* Stated exercise
Output all the data exactly. Pictures do not belong in the copy.
** start of Provided records **
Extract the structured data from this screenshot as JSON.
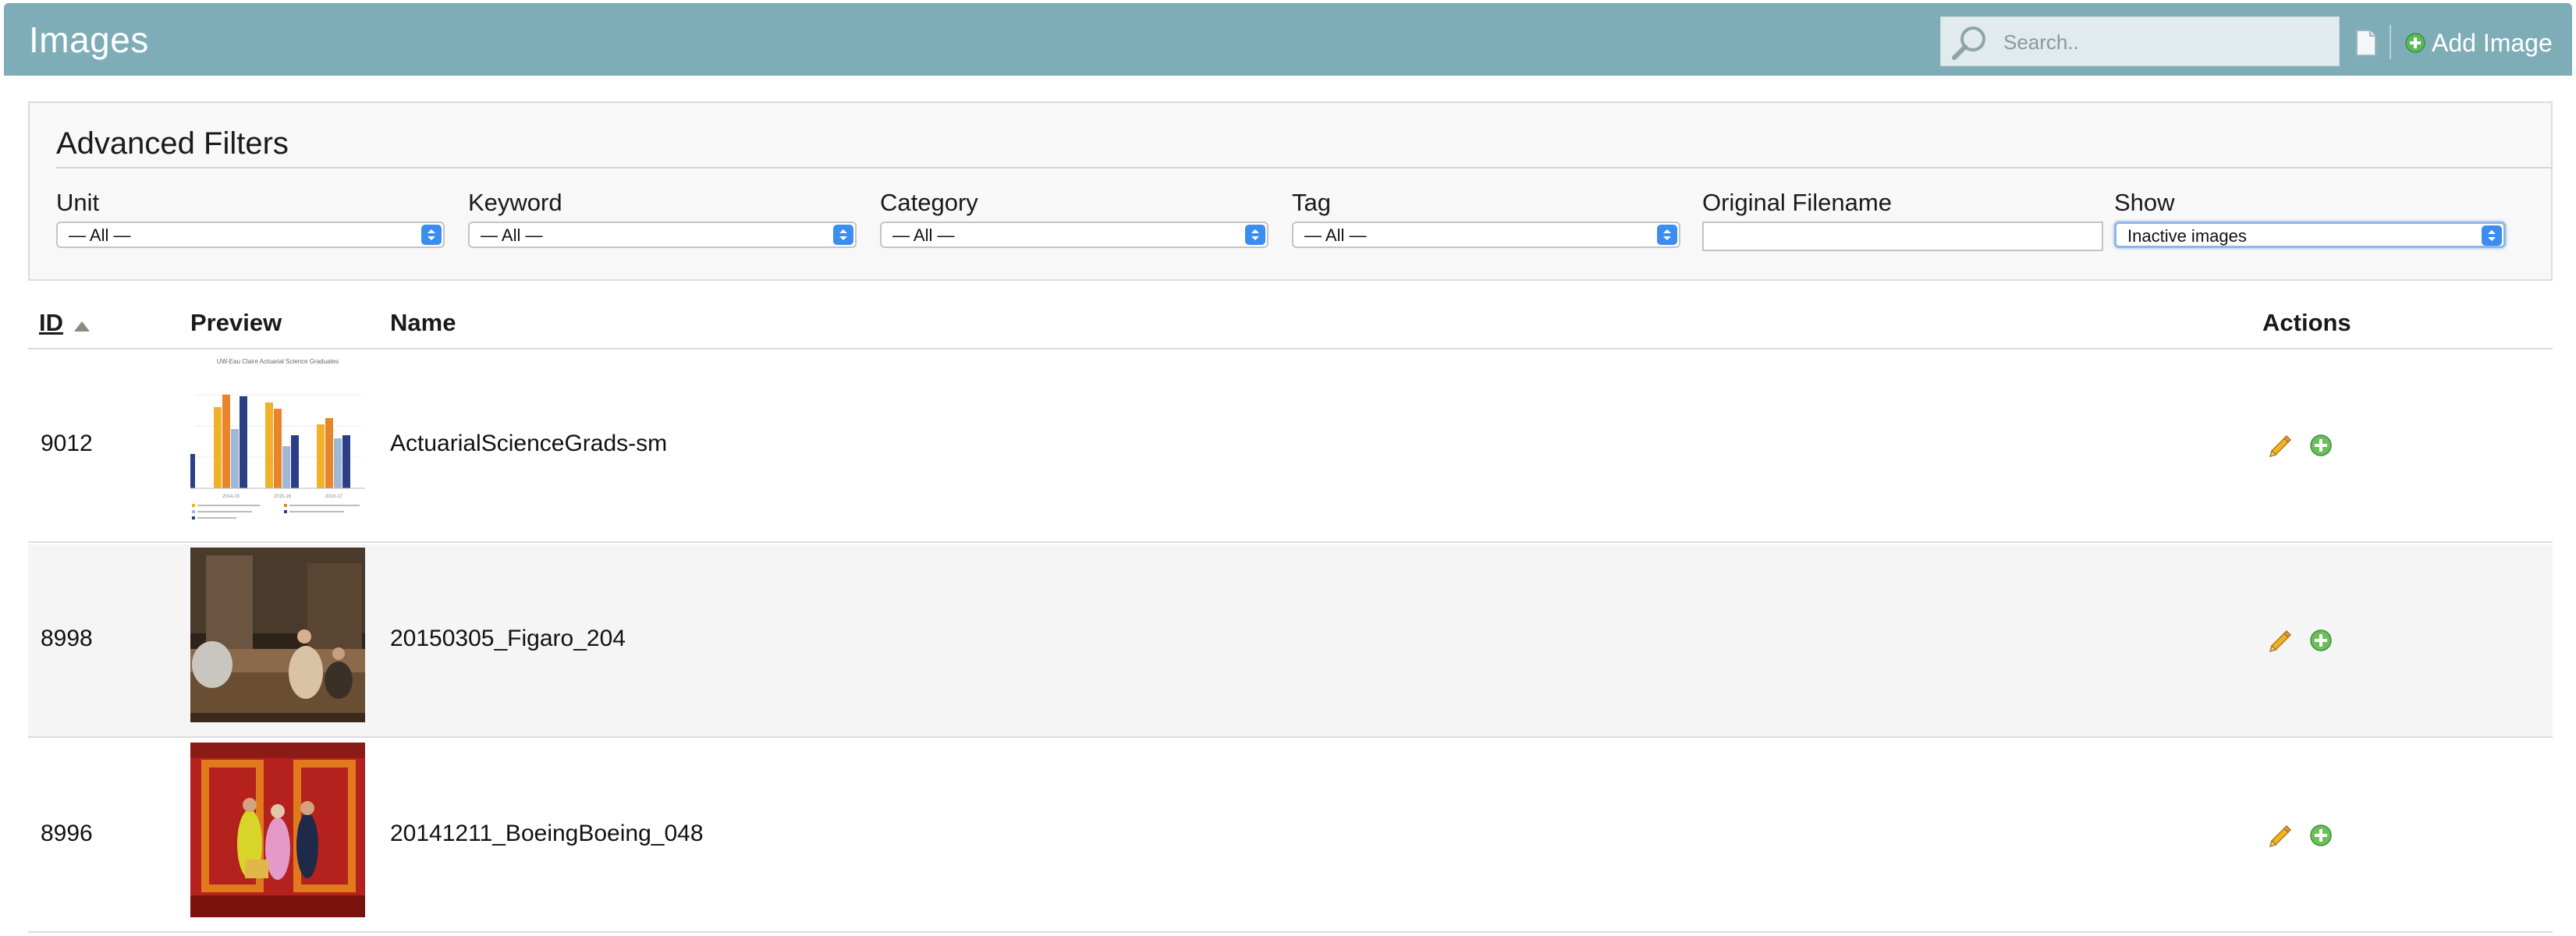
{
  "header": {
    "title": "Images",
    "search_placeholder": "Search..",
    "add_label": "Add Image",
    "color": "#7eadb8"
  },
  "filters": {
    "title": "Advanced Filters",
    "unit": {
      "label": "Unit",
      "value": "— All —"
    },
    "keyword": {
      "label": "Keyword",
      "value": "— All —"
    },
    "category": {
      "label": "Category",
      "value": "— All —"
    },
    "tag": {
      "label": "Tag",
      "value": "— All —"
    },
    "original_filename": {
      "label": "Original Filename",
      "value": ""
    },
    "show": {
      "label": "Show",
      "value": "Inactive images"
    }
  },
  "table": {
    "columns": {
      "id": "ID",
      "preview": "Preview",
      "name": "Name",
      "actions": "Actions"
    },
    "rows": [
      {
        "id": "9012",
        "name": "ActuarialScienceGrads-sm"
      },
      {
        "id": "8998",
        "name": "20150305_Figaro_204"
      },
      {
        "id": "8996",
        "name": "20141211_BoeingBoeing_048"
      }
    ]
  },
  "thumb_chart": {
    "title": "UW-Eau Claire Actuarial Science Graduates",
    "categories": [
      "2014-15",
      "2015-16",
      "2016-17"
    ]
  },
  "icons": {
    "search": "magnifier-icon",
    "document": "document-icon",
    "add": "plus-circle-icon",
    "edit": "pencil-icon",
    "sort": "sort-ascending-icon"
  }
}
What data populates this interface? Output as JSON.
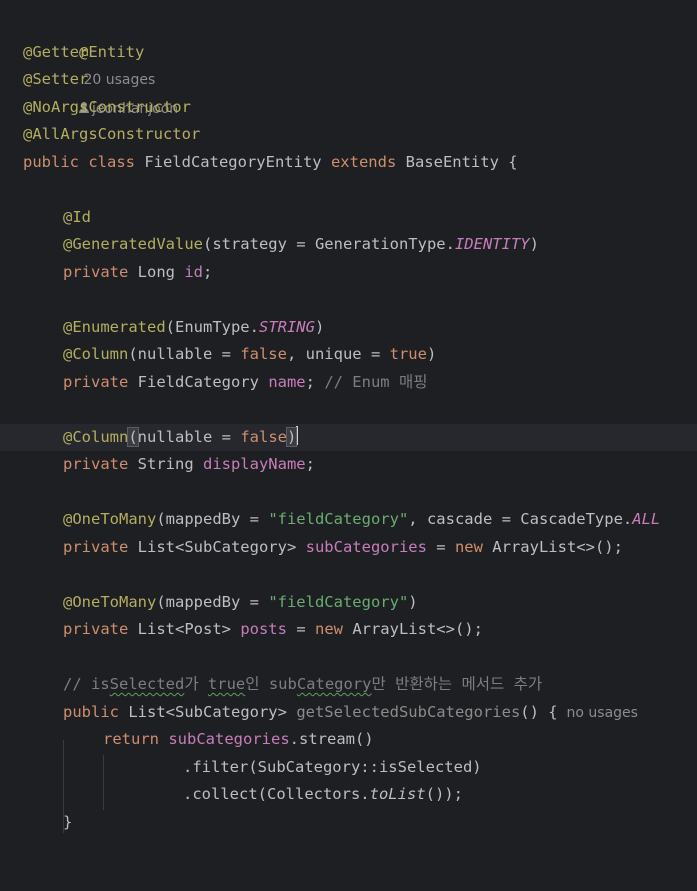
{
  "hints": {
    "class_usages": "20 usages",
    "class_author": "jeonhanjoon",
    "method_usages": "no usages"
  },
  "code": {
    "l1_ann": "@Entity",
    "l2": "@Getter",
    "l3": "@Setter",
    "l4": "@NoArgsConstructor",
    "l5": "@AllArgsConstructor",
    "l6_kw": "public class",
    "l6_name": " FieldCategoryEntity ",
    "l6_kw2": "extends",
    "l6_rest": " BaseEntity {",
    "l8": "@Id",
    "l9_ann": "@GeneratedValue",
    "l9_a": "(strategy = GenerationType.",
    "l9_enum": "IDENTITY",
    "l9_b": ")",
    "l10_kw": "private",
    "l10_type": " Long ",
    "l10_fld": "id",
    "l10_end": ";",
    "l12_ann": "@Enumerated",
    "l12_a": "(EnumType.",
    "l12_enum": "STRING",
    "l12_b": ")",
    "l13_ann": "@Column",
    "l13_a": "(nullable = ",
    "l13_f": "false",
    "l13_b": ", unique = ",
    "l13_t": "true",
    "l13_c": ")",
    "l14_kw": "private",
    "l14_type": " FieldCategory ",
    "l14_fld": "name",
    "l14_end": "; ",
    "l14_cmt": "// Enum 매핑",
    "l16_ann": "@Column",
    "l16_open": "(",
    "l16_a": "nullable = ",
    "l16_f": "false",
    "l16_close": ")",
    "l17_kw": "private",
    "l17_type": " String ",
    "l17_fld": "displayName",
    "l17_end": ";",
    "l19_ann": "@OneToMany",
    "l19_a": "(mappedBy = ",
    "l19_str": "\"fieldCategory\"",
    "l19_b": ", cascade = CascadeType.",
    "l19_enum": "ALL",
    "l20_kw": "private",
    "l20_type": " List<SubCategory> ",
    "l20_fld": "subCategories",
    "l20_eq": " = ",
    "l20_new": "new",
    "l20_rest": " ArrayList<>();",
    "l22_ann": "@OneToMany",
    "l22_a": "(mappedBy = ",
    "l22_str": "\"fieldCategory\"",
    "l22_b": ")",
    "l23_kw": "private",
    "l23_type": " List<Post> ",
    "l23_fld": "posts",
    "l23_eq": " = ",
    "l23_new": "new",
    "l23_rest": " ArrayList<>();",
    "l25_c1": "// is",
    "l25_c2": "Selected",
    "l25_c3": "가 ",
    "l25_c4": "true",
    "l25_c5": "인 sub",
    "l25_c6": "Category",
    "l25_c7": "만 반환하는 메서드 추가",
    "l26_kw": "public",
    "l26_type": " List<SubCategory> ",
    "l26_mth": "getSelectedSubCategories",
    "l26_rest": "() {",
    "l27_kw": "return",
    "l27_fld": " subCategories",
    "l27_rest": ".stream()",
    "l28": ".filter(SubCategory::isSelected)",
    "l29_a": ".collect(Collectors.",
    "l29_i": "toList",
    "l29_b": "());",
    "l30": "}"
  }
}
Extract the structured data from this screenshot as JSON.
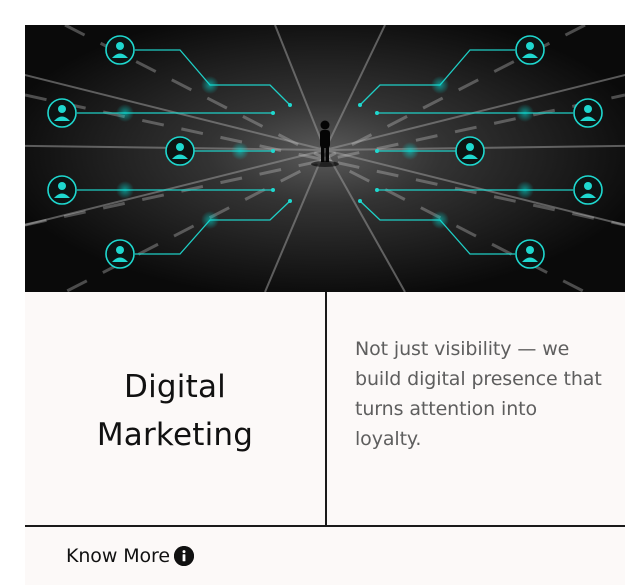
{
  "hero": {
    "image_label": "network-people-night-scene",
    "accent_color": "#00d2c8"
  },
  "service": {
    "title_line1": "Digital",
    "title_line2": "Marketing",
    "description": "Not just visibility — we build digital presence that turns attention into loyalty."
  },
  "footer": {
    "cta_label": "Know More",
    "cta_icon": "info-icon"
  }
}
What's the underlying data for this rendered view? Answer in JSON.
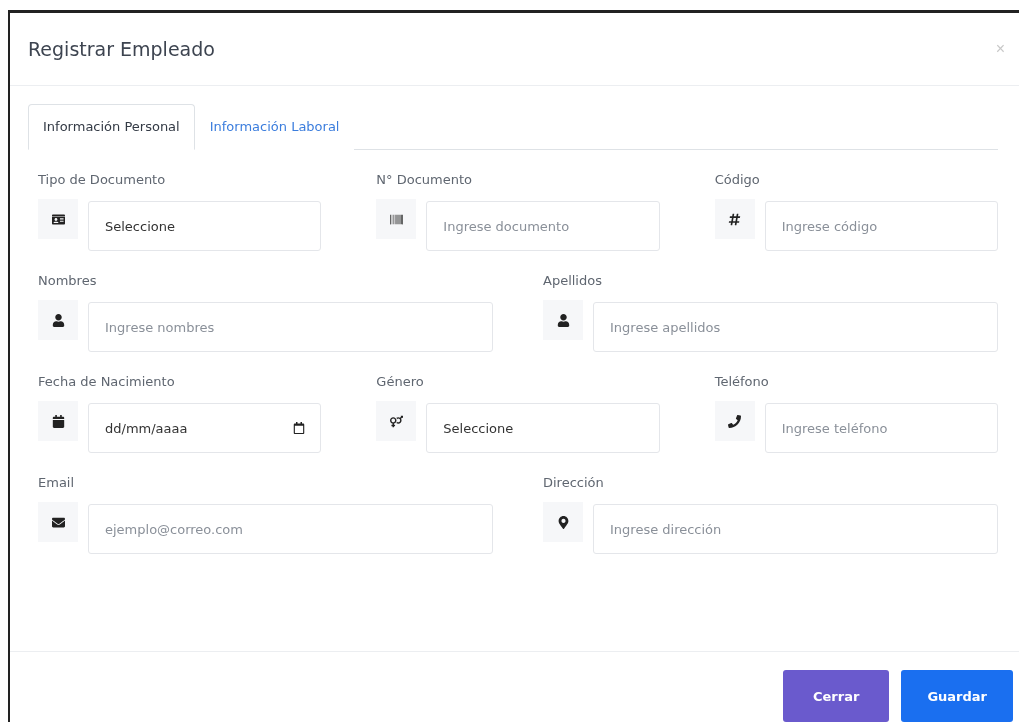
{
  "modal": {
    "title": "Registrar Empleado",
    "close": "×"
  },
  "tabs": [
    {
      "label": "Información Personal",
      "selected": true
    },
    {
      "label": "Información Laboral",
      "selected": false
    }
  ],
  "rows": [
    {
      "fields": [
        {
          "label": "Tipo de Documento",
          "kind": "select",
          "value": "Seleccione"
        },
        {
          "label": "N° Documento",
          "kind": "text",
          "placeholder": "Ingrese documento"
        },
        {
          "label": "Código",
          "kind": "text",
          "placeholder": "Ingrese código"
        }
      ]
    },
    {
      "fields": [
        {
          "label": "Nombres",
          "kind": "text",
          "placeholder": "Ingrese nombres"
        },
        {
          "label": "Apellidos",
          "kind": "text",
          "placeholder": "Ingrese apellidos"
        }
      ]
    },
    {
      "fields": [
        {
          "label": "Fecha de Nacimiento",
          "kind": "date",
          "placeholder": "dd/mm/aaaa"
        },
        {
          "label": "Género",
          "kind": "select",
          "value": "Seleccione"
        },
        {
          "label": "Teléfono",
          "kind": "text",
          "placeholder": "Ingrese teléfono"
        }
      ]
    },
    {
      "fields": [
        {
          "label": "Email",
          "kind": "text",
          "placeholder": "ejemplo@correo.com"
        },
        {
          "label": "Dirección",
          "kind": "text",
          "placeholder": "Ingrese dirección"
        }
      ]
    }
  ],
  "buttons": [
    {
      "label": "Cerrar",
      "kind": "secondary"
    },
    {
      "label": "Guardar",
      "kind": "primary"
    }
  ]
}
** end of Provided records **
* Answer below
Extract the structured data from this screenshot as JSON.
{
  "header": {
    "title": "Images",
    "search_placeholder": "Search..",
    "add_label": "Add Image",
    "color": "#7eadb8"
  },
  "filters": {
    "title": "Advanced Filters",
    "unit": {
      "label": "Unit",
      "value": "— All —"
    },
    "keyword": {
      "label": "Keyword",
      "value": "— All —"
    },
    "category": {
      "label": "Category",
      "value": "— All —"
    },
    "tag": {
      "label": "Tag",
      "value": "— All —"
    },
    "original_filename": {
      "label": "Original Filename",
      "value": ""
    },
    "show": {
      "label": "Show",
      "value": "Inactive images"
    }
  },
  "table": {
    "columns": {
      "id": "ID",
      "preview": "Preview",
      "name": "Name",
      "actions": "Actions"
    },
    "rows": [
      {
        "id": "9012",
        "name": "ActuarialScienceGrads-sm"
      },
      {
        "id": "8998",
        "name": "20150305_Figaro_204"
      },
      {
        "id": "8996",
        "name": "20141211_BoeingBoeing_048"
      }
    ]
  },
  "thumb_chart": {
    "title": "UW-Eau Claire Actuarial Science Graduates",
    "categories": [
      "2014-15",
      "2015-16",
      "2016-17"
    ]
  },
  "icons": {
    "search": "magnifier-icon",
    "document": "document-icon",
    "add": "plus-circle-icon",
    "edit": "pencil-icon",
    "sort": "sort-ascending-icon"
  }
}
What data populates this interface? Output as JSON.
{
  "hints": {
    "class_usages": "20 usages",
    "class_author": "jeonhanjoon",
    "method_usages": "no usages"
  },
  "code": {
    "l1_ann": "@Entity",
    "l2": "@Getter",
    "l3": "@Setter",
    "l4": "@NoArgsConstructor",
    "l5": "@AllArgsConstructor",
    "l6_kw": "public class",
    "l6_name": " FieldCategoryEntity ",
    "l6_kw2": "extends",
    "l6_rest": " BaseEntity {",
    "l8": "@Id",
    "l9_ann": "@GeneratedValue",
    "l9_a": "(strategy = GenerationType.",
    "l9_enum": "IDENTITY",
    "l9_b": ")",
    "l10_kw": "private",
    "l10_type": " Long ",
    "l10_fld": "id",
    "l10_end": ";",
    "l12_ann": "@Enumerated",
    "l12_a": "(EnumType.",
    "l12_enum": "STRING",
    "l12_b": ")",
    "l13_ann": "@Column",
    "l13_a": "(nullable = ",
    "l13_f": "false",
    "l13_b": ", unique = ",
    "l13_t": "true",
    "l13_c": ")",
    "l14_kw": "private",
    "l14_type": " FieldCategory ",
    "l14_fld": "name",
    "l14_end": "; ",
    "l14_cmt": "// Enum 매핑",
    "l16_ann": "@Column",
    "l16_open": "(",
    "l16_a": "nullable = ",
    "l16_f": "false",
    "l16_close": ")",
    "l17_kw": "private",
    "l17_type": " String ",
    "l17_fld": "displayName",
    "l17_end": ";",
    "l19_ann": "@OneToMany",
    "l19_a": "(mappedBy = ",
    "l19_str": "\"fieldCategory\"",
    "l19_b": ", cascade = CascadeType.",
    "l19_enum": "ALL",
    "l20_kw": "private",
    "l20_type": " List<SubCategory> ",
    "l20_fld": "subCategories",
    "l20_eq": " = ",
    "l20_new": "new",
    "l20_rest": " ArrayList<>();",
    "l22_ann": "@OneToMany",
    "l22_a": "(mappedBy = ",
    "l22_str": "\"fieldCategory\"",
    "l22_b": ")",
    "l23_kw": "private",
    "l23_type": " List<Post> ",
    "l23_fld": "posts",
    "l23_eq": " = ",
    "l23_new": "new",
    "l23_rest": " ArrayList<>();",
    "l25_c1": "// is",
    "l25_c2": "Selected",
    "l25_c3": "가 ",
    "l25_c4": "true",
    "l25_c5": "인 sub",
    "l25_c6": "Category",
    "l25_c7": "만 반환하는 메서드 추가",
    "l26_kw": "public",
    "l26_type": " List<SubCategory> ",
    "l26_mth": "getSelectedSubCategories",
    "l26_rest": "() {",
    "l27_kw": "return",
    "l27_fld": " subCategories",
    "l27_rest": ".stream()",
    "l28": ".filter(SubCategory::isSelected)",
    "l29_a": ".collect(Collectors.",
    "l29_i": "toList",
    "l29_b": "());",
    "l30": "}"
  }
}
Extract the structured data from this screenshot as JSON.
{
  "hero": {
    "image_label": "network-people-night-scene",
    "accent_color": "#00d2c8"
  },
  "service": {
    "title_line1": "Digital",
    "title_line2": "Marketing",
    "description": "Not just visibility — we build digital presence that turns attention into loyalty."
  },
  "footer": {
    "cta_label": "Know More",
    "cta_icon": "info-icon"
  }
}
What's the underlying data for this rendered view? Answer in JSON.
{
  "modal": {
    "title": "Registrar Empleado",
    "close": "×"
  },
  "tabs": [
    {
      "label": "Información Personal",
      "selected": true
    },
    {
      "label": "Información Laboral",
      "selected": false
    }
  ],
  "rows": [
    {
      "fields": [
        {
          "label": "Tipo de Documento",
          "kind": "select",
          "value": "Seleccione"
        },
        {
          "label": "N° Documento",
          "kind": "text",
          "placeholder": "Ingrese documento"
        },
        {
          "label": "Código",
          "kind": "text",
          "placeholder": "Ingrese código"
        }
      ]
    },
    {
      "fields": [
        {
          "label": "Nombres",
          "kind": "text",
          "placeholder": "Ingrese nombres"
        },
        {
          "label": "Apellidos",
          "kind": "text",
          "placeholder": "Ingrese apellidos"
        }
      ]
    },
    {
      "fields": [
        {
          "label": "Fecha de Nacimiento",
          "kind": "date",
          "placeholder": "dd/mm/aaaa"
        },
        {
          "label": "Género",
          "kind": "select",
          "value": "Seleccione"
        },
        {
          "label": "Teléfono",
          "kind": "text",
          "placeholder": "Ingrese teléfono"
        }
      ]
    },
    {
      "fields": [
        {
          "label": "Email",
          "kind": "text",
          "placeholder": "ejemplo@correo.com"
        },
        {
          "label": "Dirección",
          "kind": "text",
          "placeholder": "Ingrese dirección"
        }
      ]
    }
  ],
  "buttons": [
    {
      "label": "Cerrar",
      "kind": "secondary"
    },
    {
      "label": "Guardar",
      "kind": "primary"
    }
  ]
}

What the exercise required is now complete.